EXERCISE OBJECTIVE:
Reproduce each of the entries that follow, exactly.

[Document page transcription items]
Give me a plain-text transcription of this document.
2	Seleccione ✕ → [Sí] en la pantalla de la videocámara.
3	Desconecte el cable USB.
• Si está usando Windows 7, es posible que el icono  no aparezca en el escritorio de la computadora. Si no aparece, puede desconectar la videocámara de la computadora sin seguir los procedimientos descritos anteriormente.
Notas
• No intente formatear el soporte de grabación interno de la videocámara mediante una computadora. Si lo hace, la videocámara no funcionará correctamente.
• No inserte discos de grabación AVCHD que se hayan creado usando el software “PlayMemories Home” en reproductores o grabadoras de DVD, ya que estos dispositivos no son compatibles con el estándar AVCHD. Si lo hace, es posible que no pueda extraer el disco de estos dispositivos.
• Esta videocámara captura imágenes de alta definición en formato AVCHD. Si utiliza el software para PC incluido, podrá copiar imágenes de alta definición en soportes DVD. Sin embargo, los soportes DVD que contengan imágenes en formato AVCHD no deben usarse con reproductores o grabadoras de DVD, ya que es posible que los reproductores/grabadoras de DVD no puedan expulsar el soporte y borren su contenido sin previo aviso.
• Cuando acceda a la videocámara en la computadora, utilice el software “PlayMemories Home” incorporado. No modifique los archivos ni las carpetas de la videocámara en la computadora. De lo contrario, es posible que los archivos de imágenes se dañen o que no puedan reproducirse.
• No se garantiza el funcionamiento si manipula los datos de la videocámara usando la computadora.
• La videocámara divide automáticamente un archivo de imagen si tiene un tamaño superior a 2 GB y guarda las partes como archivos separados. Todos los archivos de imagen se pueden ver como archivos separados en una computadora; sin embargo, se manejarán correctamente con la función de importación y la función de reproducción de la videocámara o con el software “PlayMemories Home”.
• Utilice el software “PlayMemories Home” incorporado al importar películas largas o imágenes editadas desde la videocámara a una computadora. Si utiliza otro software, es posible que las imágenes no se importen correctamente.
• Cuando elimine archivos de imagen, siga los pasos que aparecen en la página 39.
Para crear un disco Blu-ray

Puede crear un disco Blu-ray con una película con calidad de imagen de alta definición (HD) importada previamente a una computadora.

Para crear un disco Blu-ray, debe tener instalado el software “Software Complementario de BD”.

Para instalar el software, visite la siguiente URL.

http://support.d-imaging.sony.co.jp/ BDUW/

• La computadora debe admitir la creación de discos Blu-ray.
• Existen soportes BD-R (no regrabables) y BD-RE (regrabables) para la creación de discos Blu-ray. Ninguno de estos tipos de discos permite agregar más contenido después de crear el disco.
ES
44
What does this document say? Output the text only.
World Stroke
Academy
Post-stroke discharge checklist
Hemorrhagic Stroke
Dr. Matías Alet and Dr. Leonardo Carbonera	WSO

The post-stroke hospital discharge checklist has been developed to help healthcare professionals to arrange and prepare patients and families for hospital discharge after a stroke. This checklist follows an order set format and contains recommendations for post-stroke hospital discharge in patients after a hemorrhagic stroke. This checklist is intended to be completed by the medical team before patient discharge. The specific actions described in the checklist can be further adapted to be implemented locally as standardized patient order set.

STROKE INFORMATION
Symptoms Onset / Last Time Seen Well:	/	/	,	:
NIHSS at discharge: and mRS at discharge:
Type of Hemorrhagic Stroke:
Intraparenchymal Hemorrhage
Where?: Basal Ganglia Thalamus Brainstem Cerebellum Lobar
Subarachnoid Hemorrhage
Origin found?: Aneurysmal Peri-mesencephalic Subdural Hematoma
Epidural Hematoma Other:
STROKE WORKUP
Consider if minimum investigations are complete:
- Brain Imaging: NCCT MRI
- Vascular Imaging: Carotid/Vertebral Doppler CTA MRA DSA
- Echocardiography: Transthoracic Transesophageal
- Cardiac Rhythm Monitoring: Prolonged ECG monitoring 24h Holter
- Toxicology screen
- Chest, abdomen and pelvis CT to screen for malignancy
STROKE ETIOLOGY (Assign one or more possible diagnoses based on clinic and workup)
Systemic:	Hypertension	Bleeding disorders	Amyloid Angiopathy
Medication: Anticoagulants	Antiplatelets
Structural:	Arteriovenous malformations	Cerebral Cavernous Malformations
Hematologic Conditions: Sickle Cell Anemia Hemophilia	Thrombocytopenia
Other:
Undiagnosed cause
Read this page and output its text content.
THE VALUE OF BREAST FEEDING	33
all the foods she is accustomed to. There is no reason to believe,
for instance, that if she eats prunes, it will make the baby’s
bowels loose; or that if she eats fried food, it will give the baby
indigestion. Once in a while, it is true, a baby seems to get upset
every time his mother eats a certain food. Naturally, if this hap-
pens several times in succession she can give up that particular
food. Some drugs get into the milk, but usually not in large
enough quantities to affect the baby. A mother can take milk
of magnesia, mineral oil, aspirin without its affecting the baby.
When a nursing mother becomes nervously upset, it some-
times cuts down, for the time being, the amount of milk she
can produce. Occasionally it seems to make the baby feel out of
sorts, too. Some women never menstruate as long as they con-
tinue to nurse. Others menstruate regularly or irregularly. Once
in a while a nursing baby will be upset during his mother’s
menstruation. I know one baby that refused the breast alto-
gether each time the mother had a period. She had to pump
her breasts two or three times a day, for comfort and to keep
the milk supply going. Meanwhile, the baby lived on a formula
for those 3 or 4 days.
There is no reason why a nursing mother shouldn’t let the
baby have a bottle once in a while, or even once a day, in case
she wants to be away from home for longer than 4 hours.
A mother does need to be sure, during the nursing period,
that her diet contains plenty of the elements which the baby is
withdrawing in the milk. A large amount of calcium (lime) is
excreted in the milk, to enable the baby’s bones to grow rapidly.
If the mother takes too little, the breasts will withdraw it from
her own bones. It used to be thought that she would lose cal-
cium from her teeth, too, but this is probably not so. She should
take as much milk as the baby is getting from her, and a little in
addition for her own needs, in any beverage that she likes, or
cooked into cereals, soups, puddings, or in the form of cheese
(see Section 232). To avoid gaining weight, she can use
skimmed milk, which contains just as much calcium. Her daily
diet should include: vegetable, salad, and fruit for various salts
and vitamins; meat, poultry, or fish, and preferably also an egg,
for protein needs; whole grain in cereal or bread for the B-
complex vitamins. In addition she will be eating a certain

TASK ANSWER:
Give me a plain-text transcription of this document.
2	Seleccione ✕ → [Sí] en la pantalla de la videocámara.
3	Desconecte el cable USB.
• Si está usando Windows 7, es posible que el icono  no aparezca en el escritorio de la computadora. Si no aparece, puede desconectar la videocámara de la computadora sin seguir los procedimientos descritos anteriormente.
Notas
• No intente formatear el soporte de grabación interno de la videocámara mediante una computadora. Si lo hace, la videocámara no funcionará correctamente.
• No inserte discos de grabación AVCHD que se hayan creado usando el software “PlayMemories Home” en reproductores o grabadoras de DVD, ya que estos dispositivos no son compatibles con el estándar AVCHD. Si lo hace, es posible que no pueda extraer el disco de estos dispositivos.
• Esta videocámara captura imágenes de alta definición en formato AVCHD. Si utiliza el software para PC incluido, podrá copiar imágenes de alta definición en soportes DVD. Sin embargo, los soportes DVD que contengan imágenes en formato AVCHD no deben usarse con reproductores o grabadoras de DVD, ya que es posible que los reproductores/grabadoras de DVD no puedan expulsar el soporte y borren su contenido sin previo aviso.
• Cuando acceda a la videocámara en la computadora, utilice el software “PlayMemories Home” incorporado. No modifique los archivos ni las carpetas de la videocámara en la computadora. De lo contrario, es posible que los archivos de imágenes se dañen o que no puedan reproducirse.
• No se garantiza el funcionamiento si manipula los datos de la videocámara usando la computadora.
• La videocámara divide automáticamente un archivo de imagen si tiene un tamaño superior a 2 GB y guarda las partes como archivos separados. Todos los archivos de imagen se pueden ver como archivos separados en una computadora; sin embargo, se manejarán correctamente con la función de importación y la función de reproducción de la videocámara o con el software “PlayMemories Home”.
• Utilice el software “PlayMemories Home” incorporado al importar películas largas o imágenes editadas desde la videocámara a una computadora. Si utiliza otro software, es posible que las imágenes no se importen correctamente.
• Cuando elimine archivos de imagen, siga los pasos que aparecen en la página 39.
Para crear un disco Blu-ray

Puede crear un disco Blu-ray con una película con calidad de imagen de alta definición (HD) importada previamente a una computadora.

Para crear un disco Blu-ray, debe tener instalado el software “Software Complementario de BD”.

Para instalar el software, visite la siguiente URL.

http://support.d-imaging.sony.co.jp/ BDUW/

• La computadora debe admitir la creación de discos Blu-ray.
• Existen soportes BD-R (no regrabables) y BD-RE (regrabables) para la creación de discos Blu-ray. Ninguno de estos tipos de discos permite agregar más contenido después de crear el disco.
ES
44
What does this document say? Output the text only.
World Stroke
Academy
Post-stroke discharge checklist
Hemorrhagic Stroke
Dr. Matías Alet and Dr. Leonardo Carbonera	WSO

The post-stroke hospital discharge checklist has been developed to help healthcare professionals to arrange and prepare patients and families for hospital discharge after a stroke. This checklist follows an order set format and contains recommendations for post-stroke hospital discharge in patients after a hemorrhagic stroke. This checklist is intended to be completed by the medical team before patient discharge. The specific actions described in the checklist can be further adapted to be implemented locally as standardized patient order set.

STROKE INFORMATION
Symptoms Onset / Last Time Seen Well:	/	/	,	:
NIHSS at discharge: and mRS at discharge:
Type of Hemorrhagic Stroke:
Intraparenchymal Hemorrhage
Where?: Basal Ganglia Thalamus Brainstem Cerebellum Lobar
Subarachnoid Hemorrhage
Origin found?: Aneurysmal Peri-mesencephalic Subdural Hematoma
Epidural Hematoma Other:
STROKE WORKUP
Consider if minimum investigations are complete:
- Brain Imaging: NCCT MRI
- Vascular Imaging: Carotid/Vertebral Doppler CTA MRA DSA
- Echocardiography: Transthoracic Transesophageal
- Cardiac Rhythm Monitoring: Prolonged ECG monitoring 24h Holter
- Toxicology screen
- Chest, abdomen and pelvis CT to screen for malignancy
STROKE ETIOLOGY (Assign one or more possible diagnoses based on clinic and workup)
Systemic:	Hypertension	Bleeding disorders	Amyloid Angiopathy
Medication: Anticoagulants	Antiplatelets
Structural:	Arteriovenous malformations	Cerebral Cavernous Malformations
Hematologic Conditions: Sickle Cell Anemia Hemophilia	Thrombocytopenia
Other:
Undiagnosed cause
Read this page and output its text content.
THE VALUE OF BREAST FEEDING	33
all the foods she is accustomed to. There is no reason to believe,
for instance, that if she eats prunes, it will make the baby’s
bowels loose; or that if she eats fried food, it will give the baby
indigestion. Once in a while, it is true, a baby seems to get upset
every time his mother eats a certain food. Naturally, if this hap-
pens several times in succession she can give up that particular
food. Some drugs get into the milk, but usually not in large
enough quantities to affect the baby. A mother can take milk
of magnesia, mineral oil, aspirin without its affecting the baby.
When a nursing mother becomes nervously upset, it some-
times cuts down, for the time being, the amount of milk she
can produce. Occasionally it seems to make the baby feel out of
sorts, too. Some women never menstruate as long as they con-
tinue to nurse. Others menstruate regularly or irregularly. Once
in a while a nursing baby will be upset during his mother’s
menstruation. I know one baby that refused the breast alto-
gether each time the mother had a period. She had to pump
her breasts two or three times a day, for comfort and to keep
the milk supply going. Meanwhile, the baby lived on a formula
for those 3 or 4 days.
There is no reason why a nursing mother shouldn’t let the
baby have a bottle once in a while, or even once a day, in case
she wants to be away from home for longer than 4 hours.
A mother does need to be sure, during the nursing period,
that her diet contains plenty of the elements which the baby is
withdrawing in the milk. A large amount of calcium (lime) is
excreted in the milk, to enable the baby’s bones to grow rapidly.
If the mother takes too little, the breasts will withdraw it from
her own bones. It used to be thought that she would lose cal-
cium from her teeth, too, but this is probably not so. She should
take as much milk as the baby is getting from her, and a little in
addition for her own needs, in any beverage that she likes, or
cooked into cereals, soups, puddings, or in the form of cheese
(see Section 232). To avoid gaining weight, she can use
skimmed milk, which contains just as much calcium. Her daily
diet should include: vegetable, salad, and fruit for various salts
and vitamins; meat, poultry, or fish, and preferably also an egg,
for protein needs; whole grain in cereal or bread for the B-
complex vitamins. In addition she will be eating a certain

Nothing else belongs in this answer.